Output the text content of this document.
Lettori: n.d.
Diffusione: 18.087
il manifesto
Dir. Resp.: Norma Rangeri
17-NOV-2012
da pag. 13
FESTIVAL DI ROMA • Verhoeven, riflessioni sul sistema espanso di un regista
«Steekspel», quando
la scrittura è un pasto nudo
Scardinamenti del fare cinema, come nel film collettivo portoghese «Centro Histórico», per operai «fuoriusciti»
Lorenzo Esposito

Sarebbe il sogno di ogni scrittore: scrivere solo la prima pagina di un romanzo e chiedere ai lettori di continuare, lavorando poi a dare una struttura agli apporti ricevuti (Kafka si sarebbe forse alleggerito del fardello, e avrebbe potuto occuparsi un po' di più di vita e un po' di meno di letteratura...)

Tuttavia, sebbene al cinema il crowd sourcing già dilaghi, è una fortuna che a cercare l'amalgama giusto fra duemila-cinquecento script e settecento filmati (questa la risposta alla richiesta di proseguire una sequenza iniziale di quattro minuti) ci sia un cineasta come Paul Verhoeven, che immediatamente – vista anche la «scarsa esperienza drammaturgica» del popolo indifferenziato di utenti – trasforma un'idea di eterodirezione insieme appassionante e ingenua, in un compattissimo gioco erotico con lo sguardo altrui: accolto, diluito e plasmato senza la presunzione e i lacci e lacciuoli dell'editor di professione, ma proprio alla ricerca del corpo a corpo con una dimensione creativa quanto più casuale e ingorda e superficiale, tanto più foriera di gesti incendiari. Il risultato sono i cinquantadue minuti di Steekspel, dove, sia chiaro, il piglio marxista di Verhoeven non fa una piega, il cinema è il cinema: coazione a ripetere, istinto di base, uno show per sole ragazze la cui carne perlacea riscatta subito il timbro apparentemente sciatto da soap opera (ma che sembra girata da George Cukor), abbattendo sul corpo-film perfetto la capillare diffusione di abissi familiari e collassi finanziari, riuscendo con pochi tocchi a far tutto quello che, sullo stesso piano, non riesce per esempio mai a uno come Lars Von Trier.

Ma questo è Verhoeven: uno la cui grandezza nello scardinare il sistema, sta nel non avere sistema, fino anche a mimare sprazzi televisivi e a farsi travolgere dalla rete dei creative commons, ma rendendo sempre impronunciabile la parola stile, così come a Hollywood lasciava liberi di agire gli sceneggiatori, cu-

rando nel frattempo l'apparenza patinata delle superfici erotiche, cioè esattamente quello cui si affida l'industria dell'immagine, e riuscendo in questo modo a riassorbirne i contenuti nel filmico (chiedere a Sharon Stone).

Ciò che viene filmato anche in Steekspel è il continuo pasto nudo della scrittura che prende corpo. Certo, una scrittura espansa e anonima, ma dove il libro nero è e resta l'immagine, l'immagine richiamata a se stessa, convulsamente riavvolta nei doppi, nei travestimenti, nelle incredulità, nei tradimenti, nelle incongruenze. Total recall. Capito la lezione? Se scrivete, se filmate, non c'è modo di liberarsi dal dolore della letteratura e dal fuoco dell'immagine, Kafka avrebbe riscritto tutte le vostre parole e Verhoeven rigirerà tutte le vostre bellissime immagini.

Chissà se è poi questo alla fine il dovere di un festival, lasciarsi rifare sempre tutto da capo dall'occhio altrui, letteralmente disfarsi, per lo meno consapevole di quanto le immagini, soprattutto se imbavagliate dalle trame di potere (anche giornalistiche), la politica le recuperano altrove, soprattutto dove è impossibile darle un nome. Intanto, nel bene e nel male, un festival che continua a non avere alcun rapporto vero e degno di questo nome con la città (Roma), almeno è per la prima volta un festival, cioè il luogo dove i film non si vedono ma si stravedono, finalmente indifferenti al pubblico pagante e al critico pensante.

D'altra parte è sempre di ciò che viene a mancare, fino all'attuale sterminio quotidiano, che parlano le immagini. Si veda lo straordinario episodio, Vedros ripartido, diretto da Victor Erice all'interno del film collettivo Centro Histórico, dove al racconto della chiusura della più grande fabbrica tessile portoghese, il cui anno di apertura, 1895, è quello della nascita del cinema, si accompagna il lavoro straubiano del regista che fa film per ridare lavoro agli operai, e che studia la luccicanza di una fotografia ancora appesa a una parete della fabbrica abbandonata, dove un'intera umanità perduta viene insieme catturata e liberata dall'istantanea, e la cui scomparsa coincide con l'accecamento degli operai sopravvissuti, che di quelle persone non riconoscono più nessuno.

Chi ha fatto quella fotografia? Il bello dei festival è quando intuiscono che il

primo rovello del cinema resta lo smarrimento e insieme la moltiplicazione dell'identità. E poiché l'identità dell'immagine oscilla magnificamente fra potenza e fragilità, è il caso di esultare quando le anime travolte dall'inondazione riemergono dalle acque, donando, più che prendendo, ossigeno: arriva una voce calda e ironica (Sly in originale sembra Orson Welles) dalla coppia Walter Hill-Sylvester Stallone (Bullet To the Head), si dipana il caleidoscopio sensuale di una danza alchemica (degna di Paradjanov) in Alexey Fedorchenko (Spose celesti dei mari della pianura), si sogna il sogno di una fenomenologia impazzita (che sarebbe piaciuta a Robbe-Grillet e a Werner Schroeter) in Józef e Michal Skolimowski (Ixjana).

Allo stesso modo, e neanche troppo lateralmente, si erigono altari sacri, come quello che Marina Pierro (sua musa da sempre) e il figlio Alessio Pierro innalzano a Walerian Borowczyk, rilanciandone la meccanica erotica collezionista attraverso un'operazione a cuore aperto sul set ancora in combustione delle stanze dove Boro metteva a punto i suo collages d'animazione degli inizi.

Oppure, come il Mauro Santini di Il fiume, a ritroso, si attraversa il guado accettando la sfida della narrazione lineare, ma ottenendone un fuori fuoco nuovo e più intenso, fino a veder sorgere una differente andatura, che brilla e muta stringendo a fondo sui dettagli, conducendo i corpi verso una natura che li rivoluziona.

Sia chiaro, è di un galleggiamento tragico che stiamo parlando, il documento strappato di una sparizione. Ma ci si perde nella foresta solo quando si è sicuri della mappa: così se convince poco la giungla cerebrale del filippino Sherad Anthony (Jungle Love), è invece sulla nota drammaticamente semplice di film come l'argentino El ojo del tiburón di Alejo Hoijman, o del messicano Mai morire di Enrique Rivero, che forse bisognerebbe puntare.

SHORT TASK →
All of the data shown above must be copied exactly.

FULL OUTPUT →
Output the text content of this document.
Lettori: n.d.
Diffusione: 18.087
il manifesto
Dir. Resp.: Norma Rangeri
17-NOV-2012
da pag. 13
FESTIVAL DI ROMA • Verhoeven, riflessioni sul sistema espanso di un regista
«Steekspel», quando
la scrittura è un pasto nudo
Scardinamenti del fare cinema, come nel film collettivo portoghese «Centro Histórico», per operai «fuoriusciti»
Lorenzo Esposito

Sarebbe il sogno di ogni scrittore: scrivere solo la prima pagina di un romanzo e chiedere ai lettori di continuare, lavorando poi a dare una struttura agli apporti ricevuti (Kafka si sarebbe forse alleggerito del fardello, e avrebbe potuto occuparsi un po' di più di vita e un po' di meno di letteratura...)

Tuttavia, sebbene al cinema il crowd sourcing già dilaghi, è una fortuna che a cercare l'amalgama giusto fra duemila-cinquecento script e settecento filmati (questa la risposta alla richiesta di proseguire una sequenza iniziale di quattro minuti) ci sia un cineasta come Paul Verhoeven, che immediatamente – vista anche la «scarsa esperienza drammaturgica» del popolo indifferenziato di utenti – trasforma un'idea di eterodirezione insieme appassionante e ingenua, in un compattissimo gioco erotico con lo sguardo altrui: accolto, diluito e plasmato senza la presunzione e i lacci e lacciuoli dell'editor di professione, ma proprio alla ricerca del corpo a corpo con una dimensione creativa quanto più casuale e ingorda e superficiale, tanto più foriera di gesti incendiari. Il risultato sono i cinquantadue minuti di Steekspel, dove, sia chiaro, il piglio marxista di Verhoeven non fa una piega, il cinema è il cinema: coazione a ripetere, istinto di base, uno show per sole ragazze la cui carne perlacea riscatta subito il timbro apparentemente sciatto da soap opera (ma che sembra girata da George Cukor), abbattendo sul corpo-film perfetto la capillare diffusione di abissi familiari e collassi finanziari, riuscendo con pochi tocchi a far tutto quello che, sullo stesso piano, non riesce per esempio mai a uno come Lars Von Trier.

Ma questo è Verhoeven: uno la cui grandezza nello scardinare il sistema, sta nel non avere sistema, fino anche a mimare sprazzi televisivi e a farsi travolgere dalla rete dei creative commons, ma rendendo sempre impronunciabile la parola stile, così come a Hollywood lasciava liberi di agire gli sceneggiatori, cu-

rando nel frattempo l'apparenza patinata delle superfici erotiche, cioè esattamente quello cui si affida l'industria dell'immagine, e riuscendo in questo modo a riassorbirne i contenuti nel filmico (chiedere a Sharon Stone).

Ciò che viene filmato anche in Steekspel è il continuo pasto nudo della scrittura che prende corpo. Certo, una scrittura espansa e anonima, ma dove il libro nero è e resta l'immagine, l'immagine richiamata a se stessa, convulsamente riavvolta nei doppi, nei travestimenti, nelle incredulità, nei tradimenti, nelle incongruenze. Total recall. Capito la lezione? Se scrivete, se filmate, non c'è modo di liberarsi dal dolore della letteratura e dal fuoco dell'immagine, Kafka avrebbe riscritto tutte le vostre parole e Verhoeven rigirerà tutte le vostre bellissime immagini.

Chissà se è poi questo alla fine il dovere di un festival, lasciarsi rifare sempre tutto da capo dall'occhio altrui, letteralmente disfarsi, per lo meno consapevole di quanto le immagini, soprattutto se imbavagliate dalle trame di potere (anche giornalistiche), la politica le recuperano altrove, soprattutto dove è impossibile darle un nome. Intanto, nel bene e nel male, un festival che continua a non avere alcun rapporto vero e degno di questo nome con la città (Roma), almeno è per la prima volta un festival, cioè il luogo dove i film non si vedono ma si stravedono, finalmente indifferenti al pubblico pagante e al critico pensante.

D'altra parte è sempre di ciò che viene a mancare, fino all'attuale sterminio quotidiano, che parlano le immagini. Si veda lo straordinario episodio, Vedros ripartido, diretto da Victor Erice all'interno del film collettivo Centro Histórico, dove al racconto della chiusura della più grande fabbrica tessile portoghese, il cui anno di apertura, 1895, è quello della nascita del cinema, si accompagna il lavoro straubiano del regista che fa film per ridare lavoro agli operai, e che studia la luccicanza di una fotografia ancora appesa a una parete della fabbrica abbandonata, dove un'intera umanità perduta viene insieme catturata e liberata dall'istantanea, e la cui scomparsa coincide con l'accecamento degli operai sopravvissuti, che di quelle persone non riconoscono più nessuno.

Chi ha fatto quella fotografia? Il bello dei festival è quando intuiscono che il

primo rovello del cinema resta lo smarrimento e insieme la moltiplicazione dell'identità. E poiché l'identità dell'immagine oscilla magnificamente fra potenza e fragilità, è il caso di esultare quando le anime travolte dall'inondazione riemergono dalle acque, donando, più che prendendo, ossigeno: arriva una voce calda e ironica (Sly in originale sembra Orson Welles) dalla coppia Walter Hill-Sylvester Stallone (Bullet To the Head), si dipana il caleidoscopio sensuale di una danza alchemica (degna di Paradjanov) in Alexey Fedorchenko (Spose celesti dei mari della pianura), si sogna il sogno di una fenomenologia impazzita (che sarebbe piaciuta a Robbe-Grillet e a Werner Schroeter) in Józef e Michal Skolimowski (Ixjana).

Allo stesso modo, e neanche troppo lateralmente, si erigono altari sacri, come quello che Marina Pierro (sua musa da sempre) e il figlio Alessio Pierro innalzano a Walerian Borowczyk, rilanciandone la meccanica erotica collezionista attraverso un'operazione a cuore aperto sul set ancora in combustione delle stanze dove Boro metteva a punto i suo collages d'animazione degli inizi.

Oppure, come il Mauro Santini di Il fiume, a ritroso, si attraversa il guado accettando la sfida della narrazione lineare, ma ottenendone un fuori fuoco nuovo e più intenso, fino a veder sorgere una differente andatura, che brilla e muta stringendo a fondo sui dettagli, conducendo i corpi verso una natura che li rivoluziona.

Sia chiaro, è di un galleggiamento tragico che stiamo parlando, il documento strappato di una sparizione. Ma ci si perde nella foresta solo quando si è sicuri della mappa: così se convince poco la giungla cerebrale del filippino Sherad Anthony (Jungle Love), è invece sulla nota drammaticamente semplice di film come l'argentino El ojo del tiburón di Alejo Hoijman, o del messicano Mai morire di Enrique Rivero, che forse bisognerebbe puntare.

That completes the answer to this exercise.